▸ **DIRECTIONS**:
Your task is to copy the listing exactly, with the pictures left out.

▸ **RECORD EXCERPTS**:
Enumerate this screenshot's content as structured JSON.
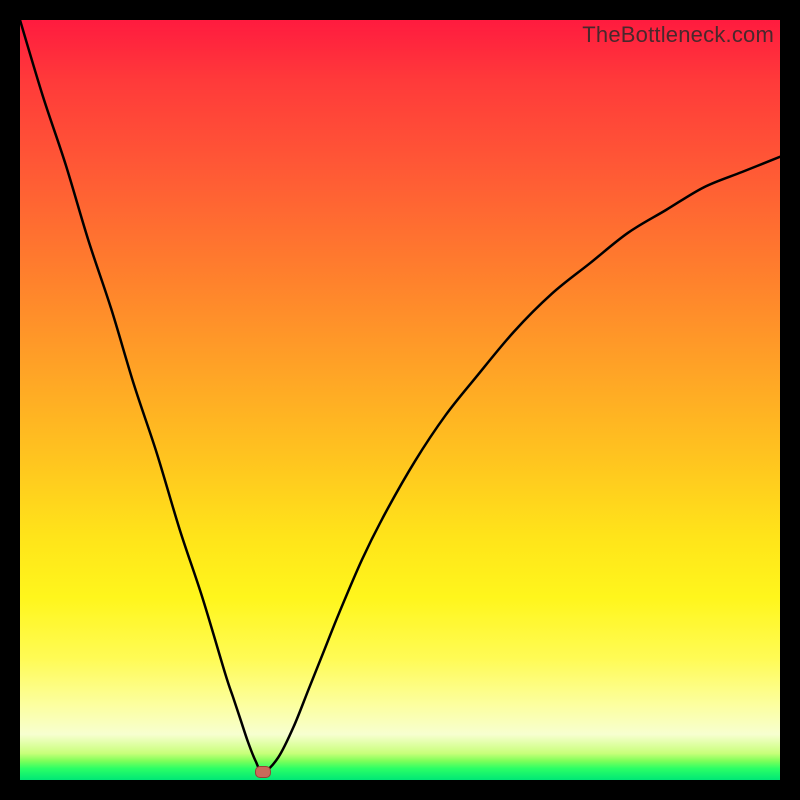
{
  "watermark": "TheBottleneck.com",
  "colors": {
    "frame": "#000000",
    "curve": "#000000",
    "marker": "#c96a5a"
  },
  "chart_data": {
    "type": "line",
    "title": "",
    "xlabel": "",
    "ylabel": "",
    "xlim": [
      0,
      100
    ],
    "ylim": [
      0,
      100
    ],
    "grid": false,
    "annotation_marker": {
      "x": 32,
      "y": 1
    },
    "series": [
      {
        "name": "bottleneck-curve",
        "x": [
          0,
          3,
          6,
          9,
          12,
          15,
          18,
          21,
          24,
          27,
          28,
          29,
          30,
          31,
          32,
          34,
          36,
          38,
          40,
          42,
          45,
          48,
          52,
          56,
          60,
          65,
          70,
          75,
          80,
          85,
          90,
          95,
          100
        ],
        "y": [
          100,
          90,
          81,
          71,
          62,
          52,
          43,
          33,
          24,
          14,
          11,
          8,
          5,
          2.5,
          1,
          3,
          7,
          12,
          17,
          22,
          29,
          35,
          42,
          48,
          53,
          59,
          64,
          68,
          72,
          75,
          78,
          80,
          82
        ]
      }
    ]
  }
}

▸ **TASK ANSWER**:
Enumerate this screenshot's content as structured JSON.
{
  "watermark": "TheBottleneck.com",
  "colors": {
    "frame": "#000000",
    "curve": "#000000",
    "marker": "#c96a5a"
  },
  "chart_data": {
    "type": "line",
    "title": "",
    "xlabel": "",
    "ylabel": "",
    "xlim": [
      0,
      100
    ],
    "ylim": [
      0,
      100
    ],
    "grid": false,
    "annotation_marker": {
      "x": 32,
      "y": 1
    },
    "series": [
      {
        "name": "bottleneck-curve",
        "x": [
          0,
          3,
          6,
          9,
          12,
          15,
          18,
          21,
          24,
          27,
          28,
          29,
          30,
          31,
          32,
          34,
          36,
          38,
          40,
          42,
          45,
          48,
          52,
          56,
          60,
          65,
          70,
          75,
          80,
          85,
          90,
          95,
          100
        ],
        "y": [
          100,
          90,
          81,
          71,
          62,
          52,
          43,
          33,
          24,
          14,
          11,
          8,
          5,
          2.5,
          1,
          3,
          7,
          12,
          17,
          22,
          29,
          35,
          42,
          48,
          53,
          59,
          64,
          68,
          72,
          75,
          78,
          80,
          82
        ]
      }
    ]
  }
}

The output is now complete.